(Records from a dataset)
━━━━━━━━━━━━━━━━
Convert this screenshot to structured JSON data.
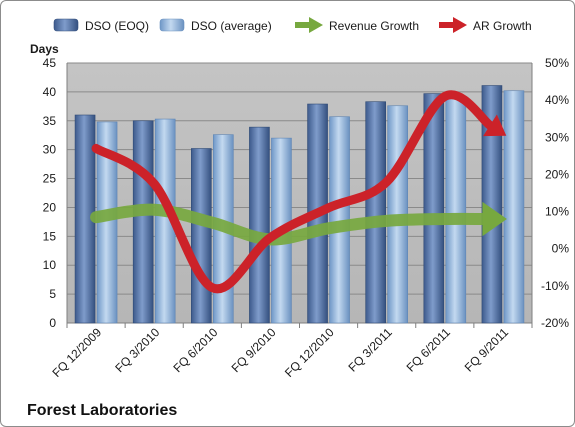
{
  "chart_data": {
    "type": "bar",
    "title": "Forest Laboratories",
    "categories": [
      "FQ 12/2009",
      "FQ 3/2010",
      "FQ 6/2010",
      "FQ 9/2010",
      "FQ 12/2010",
      "FQ 3/2011",
      "FQ 6/2011",
      "FQ 9/2011"
    ],
    "series": [
      {
        "name": "DSO (EOQ)",
        "type": "bar",
        "axis": "left",
        "values": [
          36.0,
          35.0,
          30.2,
          33.9,
          37.9,
          38.3,
          39.7,
          41.1
        ]
      },
      {
        "name": "DSO (average)",
        "type": "bar",
        "axis": "left",
        "values": [
          34.8,
          35.3,
          32.6,
          32.0,
          35.7,
          37.6,
          39.2,
          40.2
        ]
      },
      {
        "name": "Revenue Growth",
        "type": "line",
        "axis": "right",
        "unit": "%",
        "values": [
          8.5,
          10.5,
          7.0,
          2.5,
          5.5,
          7.5,
          8.0,
          8.0
        ]
      },
      {
        "name": "AR Growth",
        "type": "line",
        "axis": "right",
        "unit": "%",
        "values": [
          27.0,
          17.5,
          -10.5,
          3.0,
          11.0,
          18.0,
          41.0,
          31.0
        ]
      }
    ],
    "ylabel": "Days",
    "ylim": [
      0,
      45
    ],
    "yticks": [
      "0",
      "5",
      "10",
      "15",
      "20",
      "25",
      "30",
      "35",
      "40",
      "45"
    ],
    "y2lim": [
      -20,
      50
    ],
    "y2ticks": [
      "-20%",
      "-10%",
      "0%",
      "10%",
      "20%",
      "30%",
      "40%",
      "50%"
    ],
    "legend_position": "top",
    "grid": true,
    "colors": {
      "plot_background": "#bfbfbf",
      "bar_eoq": "#4f6fa3",
      "bar_avg": "#8fb3dc",
      "revenue_growth": "#77a83f",
      "ar_growth": "#cc2229"
    }
  }
}
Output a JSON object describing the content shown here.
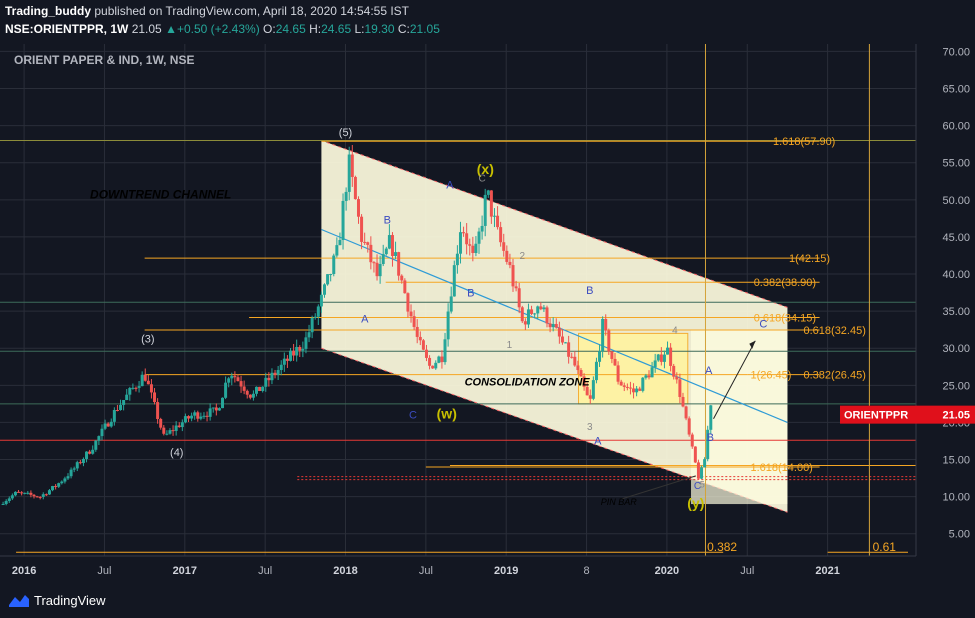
{
  "header": {
    "author": "Trading_buddy",
    "published": " published on TradingView.com, April 18, 2020 14:54:55 IST",
    "symbol": "NSE:ORIENTPPR, 1W",
    "last": "21.05",
    "change": "+0.50 (+2.43%)",
    "o_label": "O:",
    "o": "24.65",
    "h_label": "H:",
    "h": "24.65",
    "l_label": "L:",
    "l": "19.30",
    "c_label": "C:",
    "c": "21.05"
  },
  "footer": {
    "brand": "TradingView"
  },
  "chart_data": {
    "type": "candlestick",
    "title": "ORIENT PAPER & IND, 1W, NSE",
    "price_tag": {
      "label": "ORIENTPPR",
      "value": 21.05,
      "color": "#e0101b"
    },
    "ylim": [
      2.0,
      71.0
    ],
    "xlim": [
      2015.85,
      2021.55
    ],
    "y_ticks": [
      5,
      10,
      15,
      20,
      25,
      30,
      35,
      40,
      45,
      50,
      55,
      60,
      65,
      70
    ],
    "y_tick_labels": [
      "5.00",
      "10.00",
      "15.00",
      "20.00",
      "25.00",
      "30.00",
      "35.00",
      "40.00",
      "45.00",
      "50.00",
      "55.00",
      "60.00",
      "65.00",
      "70.00"
    ],
    "x_ticks": [
      {
        "t": 2016.0,
        "label": "2016",
        "bold": true
      },
      {
        "t": 2016.5,
        "label": "Jul",
        "bold": false
      },
      {
        "t": 2017.0,
        "label": "2017",
        "bold": true
      },
      {
        "t": 2017.5,
        "label": "Jul",
        "bold": false
      },
      {
        "t": 2018.0,
        "label": "2018",
        "bold": true
      },
      {
        "t": 2018.5,
        "label": "Jul",
        "bold": false
      },
      {
        "t": 2019.0,
        "label": "2019",
        "bold": true
      },
      {
        "t": 2019.5,
        "label": "8",
        "bold": false
      },
      {
        "t": 2020.0,
        "label": "2020",
        "bold": true
      },
      {
        "t": 2020.5,
        "label": "Jul",
        "bold": false
      },
      {
        "t": 2021.0,
        "label": "2021",
        "bold": true
      }
    ],
    "anchors": [
      [
        2015.85,
        9.0
      ],
      [
        2015.95,
        10.5
      ],
      [
        2016.1,
        10.0
      ],
      [
        2016.2,
        11.5
      ],
      [
        2016.3,
        13.5
      ],
      [
        2016.42,
        16.5
      ],
      [
        2016.58,
        22.0
      ],
      [
        2016.75,
        26.5
      ],
      [
        2016.87,
        18.0
      ],
      [
        2016.95,
        19.5
      ],
      [
        2017.05,
        21.0
      ],
      [
        2017.2,
        21.5
      ],
      [
        2017.28,
        27.0
      ],
      [
        2017.42,
        23.5
      ],
      [
        2017.6,
        27.5
      ],
      [
        2017.75,
        31.0
      ],
      [
        2017.85,
        36.5
      ],
      [
        2017.95,
        43.0
      ],
      [
        2018.02,
        55.0
      ],
      [
        2018.1,
        45.0
      ],
      [
        2018.2,
        39.5
      ],
      [
        2018.28,
        44.5
      ],
      [
        2018.35,
        39.0
      ],
      [
        2018.45,
        31.0
      ],
      [
        2018.52,
        27.5
      ],
      [
        2018.6,
        29.0
      ],
      [
        2018.65,
        37.0
      ],
      [
        2018.72,
        47.0
      ],
      [
        2018.8,
        41.5
      ],
      [
        2018.88,
        51.0
      ],
      [
        2018.95,
        45.0
      ],
      [
        2019.02,
        41.0
      ],
      [
        2019.1,
        33.5
      ],
      [
        2019.2,
        36.0
      ],
      [
        2019.3,
        32.5
      ],
      [
        2019.42,
        28.0
      ],
      [
        2019.52,
        22.5
      ],
      [
        2019.6,
        33.0
      ],
      [
        2019.7,
        25.5
      ],
      [
        2019.8,
        24.0
      ],
      [
        2020.0,
        30.0
      ],
      [
        2020.08,
        24.0
      ],
      [
        2020.15,
        17.0
      ],
      [
        2020.2,
        12.3
      ],
      [
        2020.24,
        15.5
      ],
      [
        2020.27,
        23.0
      ],
      [
        2020.29,
        21.05
      ]
    ],
    "annotations": [
      {
        "t": 2018.0,
        "p": 58.6,
        "text": "(5)",
        "color": "#d1d4dc",
        "size": 11
      },
      {
        "t": 2016.77,
        "p": 30.8,
        "text": "(3)",
        "color": "#d1d4dc",
        "size": 11
      },
      {
        "t": 2016.95,
        "p": 15.5,
        "text": "(4)",
        "color": "#d1d4dc",
        "size": 11
      },
      {
        "t": 2018.87,
        "p": 53.5,
        "text": "(x)",
        "color": "#c8c000",
        "size": 14,
        "bold": true
      },
      {
        "t": 2018.63,
        "p": 20.5,
        "text": "(w)",
        "color": "#c8c000",
        "size": 14,
        "bold": true
      },
      {
        "t": 2020.18,
        "p": 8.5,
        "text": "(y)",
        "color": "#c8c000",
        "size": 14,
        "bold": true
      },
      {
        "t": 2018.65,
        "p": 51.5,
        "text": "A",
        "color": "#3b4cc0",
        "size": 11
      },
      {
        "t": 2018.26,
        "p": 46.8,
        "text": "B",
        "color": "#3b4cc0",
        "size": 11
      },
      {
        "t": 2018.12,
        "p": 33.5,
        "text": "A",
        "color": "#3b4cc0",
        "size": 11
      },
      {
        "t": 2018.42,
        "p": 20.5,
        "text": "C",
        "color": "#3b4cc0",
        "size": 11
      },
      {
        "t": 2018.78,
        "p": 37.0,
        "text": "B",
        "color": "#3b4cc0",
        "size": 11
      },
      {
        "t": 2018.85,
        "p": 52.5,
        "text": "C",
        "color": "#8a8a8a",
        "size": 10
      },
      {
        "t": 2019.1,
        "p": 42.0,
        "text": "2",
        "color": "#8a8a8a",
        "size": 10
      },
      {
        "t": 2019.52,
        "p": 37.3,
        "text": "B",
        "color": "#3b4cc0",
        "size": 11
      },
      {
        "t": 2019.02,
        "p": 30.0,
        "text": "1",
        "color": "#8a8a8a",
        "size": 10
      },
      {
        "t": 2019.52,
        "p": 19.0,
        "text": "3",
        "color": "#8a8a8a",
        "size": 10
      },
      {
        "t": 2019.57,
        "p": 17.0,
        "text": "A",
        "color": "#3b4cc0",
        "size": 11
      },
      {
        "t": 2020.05,
        "p": 32.0,
        "text": "4",
        "color": "#8a8a8a",
        "size": 10
      },
      {
        "t": 2020.26,
        "p": 26.5,
        "text": "A",
        "color": "#3b4cc0",
        "size": 11
      },
      {
        "t": 2020.27,
        "p": 17.5,
        "text": "B",
        "color": "#3b4cc0",
        "size": 11
      },
      {
        "t": 2020.19,
        "p": 11.0,
        "text": "C",
        "color": "#3b4cc0",
        "size": 10
      },
      {
        "t": 2020.22,
        "p": 11.2,
        "text": "5",
        "color": "#8a8a8a",
        "size": 9
      },
      {
        "t": 2020.6,
        "p": 32.8,
        "text": "C",
        "color": "#3b4cc0",
        "size": 11
      },
      {
        "t": 2016.85,
        "p": 50.2,
        "text": "DOWNTREND CHANNEL",
        "color": "#000000",
        "size": 12,
        "bold": true,
        "italic": true
      },
      {
        "t": 2019.13,
        "p": 25.0,
        "text": "CONSOLIDATION ZONE",
        "color": "#000000",
        "size": 11,
        "bold": true,
        "italic": true
      },
      {
        "t": 2019.7,
        "p": 8.9,
        "text": "PIN BAR",
        "color": "#000000",
        "size": 9,
        "italic": true
      }
    ],
    "fib_levels": [
      {
        "label": "1.618(57.90)",
        "value": 57.9
      },
      {
        "label": "1(42.15)",
        "value": 42.15
      },
      {
        "label": "0.382(38.90)",
        "value": 38.9
      },
      {
        "label": "0.618(34.15)",
        "value": 34.15
      },
      {
        "label": "0.618(32.45)",
        "value": 32.45
      },
      {
        "label": "1(26.45)",
        "value": 26.45
      },
      {
        "label": "0.382(26.45)",
        "value": 26.45
      },
      {
        "label": "1.618(14.00)",
        "value": 14.0
      },
      {
        "label": "0.382",
        "value": 2.5
      },
      {
        "label": "0.61",
        "value": 2.5
      }
    ],
    "horizontal_lines": [
      58.0,
      36.2,
      29.6,
      22.5,
      17.6,
      14.2,
      12.7,
      12.3
    ],
    "colors": {
      "up": "#26a69a",
      "down": "#ef5350",
      "fib": "#f5a623",
      "channel_fill": "#fffde0",
      "consolidation_fill": "#fff3a0",
      "trendline": "#2e9bd6",
      "bg": "#131722",
      "grid": "#2a2e39",
      "support": "#e53935",
      "axis_text": "#b2b5be",
      "vertical": "#d4a33a"
    }
  }
}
━━━━━━━━━━━━━━━━
Only the number should be given: how many lines of the data contain the word "ORIENTPPR"?

◆ FULL RESPONSE
2